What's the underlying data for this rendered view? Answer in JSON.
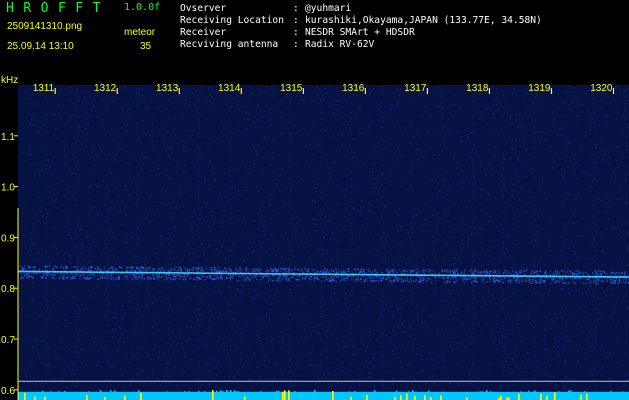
{
  "header": {
    "app_name": "HROFFT",
    "app_version": "1.0.0f",
    "filename": "2509141310.png",
    "mode": "meteor",
    "timestamp": "25.09.14 13:10",
    "count": "35"
  },
  "info": {
    "rows": [
      {
        "label": "Ovserver",
        "value": "@yuhmari"
      },
      {
        "label": "Receiving Location",
        "value": "kurashiki,Okayama,JAPAN (133.77E, 34.58N)"
      },
      {
        "label": "Receiver",
        "value": "NESDR SMArt + HDSDR"
      },
      {
        "label": "Recviving antenna",
        "value": "Radix RV-62V"
      }
    ],
    "colon": ":"
  },
  "chart_data": {
    "type": "heatmap",
    "ylabel": "kHz",
    "x_ticks": [
      "1311",
      "1312",
      "1313",
      "1314",
      "1315",
      "1316",
      "1317",
      "1318",
      "1319",
      "1320"
    ],
    "y_ticks": [
      1.1,
      1.0,
      0.9,
      0.8,
      0.7,
      0.6
    ],
    "ylim": [
      0.58,
      1.2
    ],
    "xlim": [
      1310.4,
      1320.25
    ],
    "reference_line": {
      "x": [
        1310.4,
        1320.25
      ],
      "y": [
        0.833,
        0.822
      ]
    },
    "horizontal_markers_khz": [
      0.617,
      0.595
    ],
    "colors": {
      "background": "#000000",
      "plot": "#071244",
      "noise": "#1a2e86",
      "signal": "#3fe9ff",
      "ticks": "#ffff00",
      "app_name": "#00ff33",
      "info_text": "#ffffff",
      "markers": "#c4c4cc",
      "bottom_band": "#00c8ff",
      "bottom_spike": "#ffff00"
    }
  }
}
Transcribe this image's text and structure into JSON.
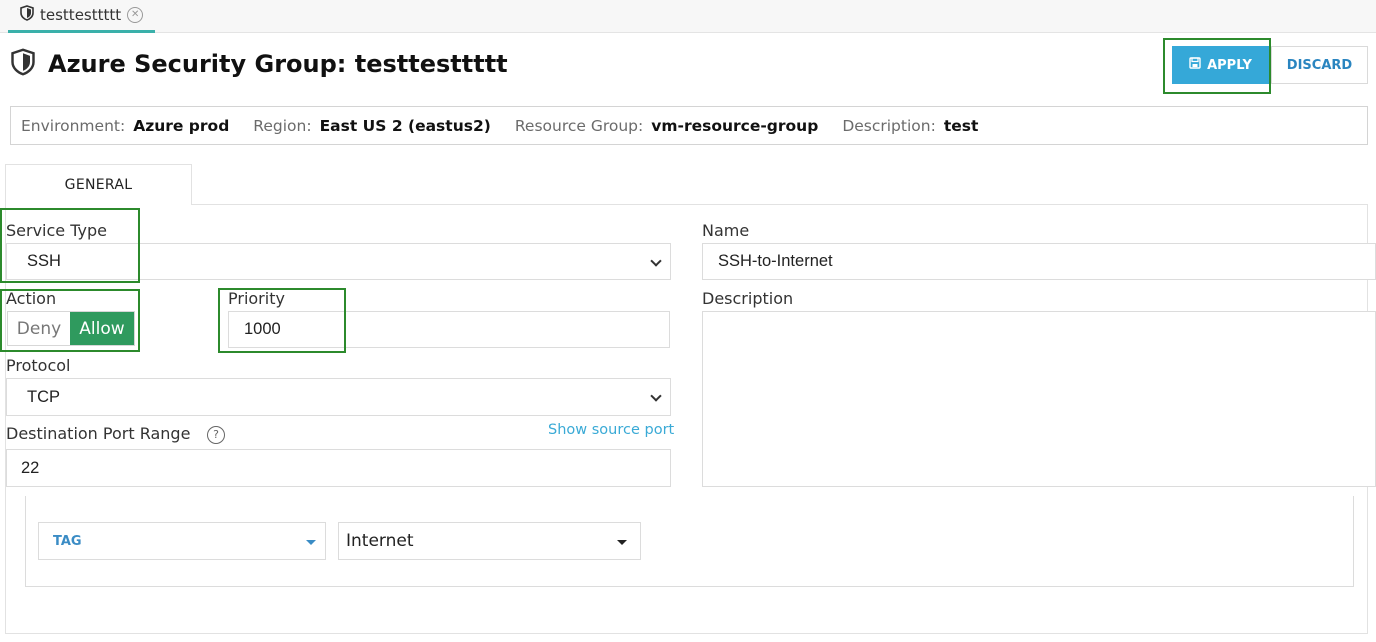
{
  "tab": {
    "label": "testtesttttt",
    "icon": "shield-icon",
    "close_icon": "close-icon"
  },
  "header": {
    "title": "Azure Security Group: testtesttttt",
    "icon": "shield-icon"
  },
  "toolbar": {
    "apply_label": "APPLY",
    "apply_icon": "save-icon",
    "discard_label": "DISCARD"
  },
  "info": {
    "environment_label": "Environment:",
    "environment_value": "Azure prod",
    "region_label": "Region:",
    "region_value": "East US 2 (eastus2)",
    "resource_group_label": "Resource Group:",
    "resource_group_value": "vm-resource-group",
    "description_label": "Description:",
    "description_value": "test"
  },
  "tabs": [
    {
      "label": "GENERAL",
      "active": true
    }
  ],
  "form": {
    "service_type_label": "Service Type",
    "service_type_value": "SSH",
    "name_label": "Name",
    "name_value": "SSH-to-Internet",
    "action_label": "Action",
    "action_deny": "Deny",
    "action_allow": "Allow",
    "action_selected": "Allow",
    "priority_label": "Priority",
    "priority_value": "1000",
    "description_label": "Description",
    "description_value": "",
    "protocol_label": "Protocol",
    "protocol_value": "TCP",
    "dest_port_label": "Destination Port Range",
    "dest_port_value": "22",
    "show_source_port": "Show source port",
    "tag_value": "TAG",
    "tag_target_value": "Internet"
  },
  "colors": {
    "accent": "#35a8d8",
    "allow": "#2f9a5e",
    "highlight": "#2c8a2c",
    "link": "#3aaad6"
  }
}
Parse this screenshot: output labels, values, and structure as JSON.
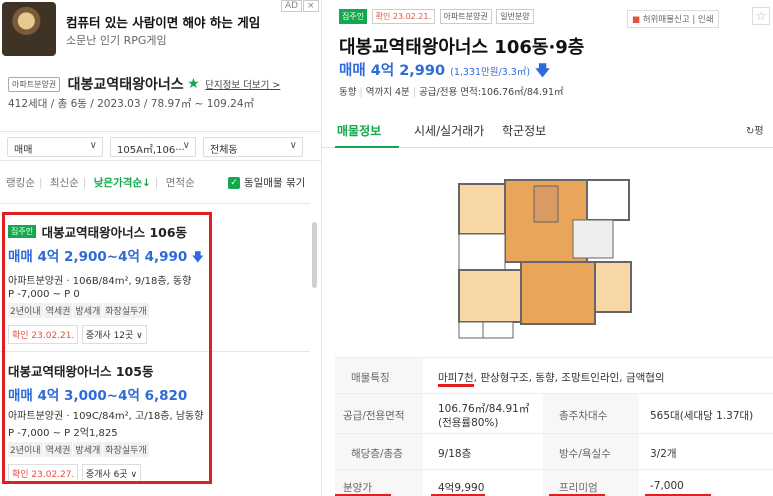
{
  "ad": {
    "title": "컴퓨터 있는 사람이면 해야 하는 게임",
    "subtitle": "소문난 인기 RPG게임",
    "badge": "AD",
    "close": "×"
  },
  "complex": {
    "type_tag": "아파트분양권",
    "name": "대봉교역태왕아너스",
    "star": "★",
    "link": "단지정보 더보기 >",
    "info": "412세대 / 총 6동 / 2023.03 / 78.97㎡ ~ 109.24㎡"
  },
  "filters": {
    "trade": "매매",
    "area": "105A㎡,106···",
    "dong": "전체동"
  },
  "sorts": {
    "items": [
      "랭킹순",
      "최신순",
      "낮은가격순↓",
      "면적순"
    ],
    "checkbox_label": "동일매물 묶기"
  },
  "listings": [
    {
      "tag": "집주인",
      "title": "대봉교역태왕아너스 106동",
      "price": "매매 4억 2,900~4억 4,990",
      "desc": "아파트분양권 · 106B/84m², 9/18층, 동향",
      "p": "P -7,000 ~ P 0",
      "chips": [
        "2년이내",
        "역세권",
        "방세개",
        "화장실두개"
      ],
      "confirm": "확인 23.02.21.",
      "agent": "중개사 12곳 ∨"
    },
    {
      "tag": "",
      "title": "대봉교역태왕아너스 105동",
      "price": "매매 4억 3,000~4억 6,820",
      "desc": "아파트분양권 · 109C/84m², 고/18층, 남동향",
      "p": "P -7,000 ~ P 2억1,825",
      "chips": [
        "2년이내",
        "역세권",
        "방세개",
        "화장실두개"
      ],
      "confirm": "확인 23.02.27.",
      "agent": "중개사 6곳 ∨"
    }
  ],
  "detail": {
    "tags": [
      "집주인",
      "확인 23.02.21.",
      "아파트분양권",
      "일반분양"
    ],
    "tools": "허위매물신고 | 인쇄",
    "title": "대봉교역태왕아너스 106동·9층",
    "price": "매매 4억 2,990",
    "price_small": "(1,331만원/3.3㎡)",
    "info": [
      "동향",
      "역까지 4분",
      "공급/전용 면적:106.76㎡/84.91㎡"
    ],
    "tabs": [
      "매물정보",
      "시세/실거래가",
      "학군정보"
    ],
    "refresh": "평",
    "rows": [
      {
        "label": "매물특징",
        "value": "마피7천, 판상형구조, 동향, 조망트인라인, 금액협의"
      },
      {
        "label": "공급/전용면적",
        "value": "106.76㎡/84.91㎡(전용률80%)",
        "label2": "총주차대수",
        "value2": "565대(세대당 1.37대)"
      },
      {
        "label": "해당층/총층",
        "value": "9/18층",
        "label2": "방수/욕실수",
        "value2": "3/2개"
      },
      {
        "label": "분양가",
        "value": "4억9,990",
        "label2": "프리미엄",
        "value2": "-7,000"
      }
    ]
  },
  "colors": {
    "brand_green": "#12a84b",
    "price_blue": "#2f6bd8",
    "highlight_red": "#e02020"
  }
}
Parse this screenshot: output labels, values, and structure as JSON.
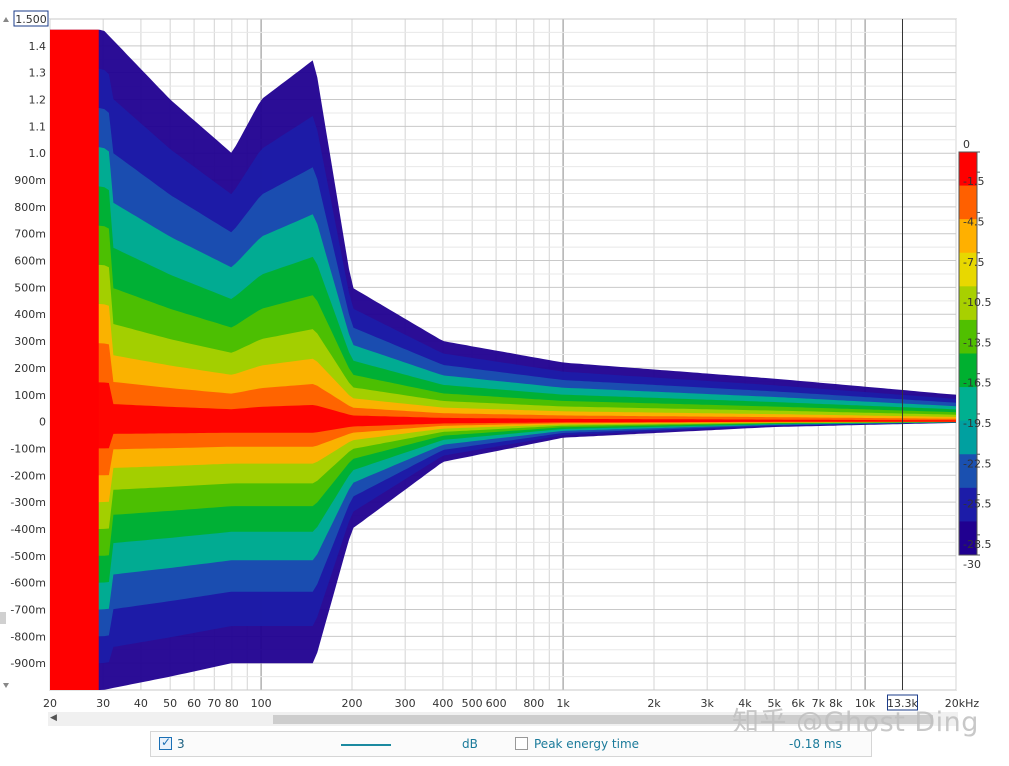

_Short exercise_:
Using the listing, collect all lines in which the string "Internet" is found.

_Result of the exercise_:
    "name_value": "SSH-to-Internet",
    "tag_target_value": "Internet"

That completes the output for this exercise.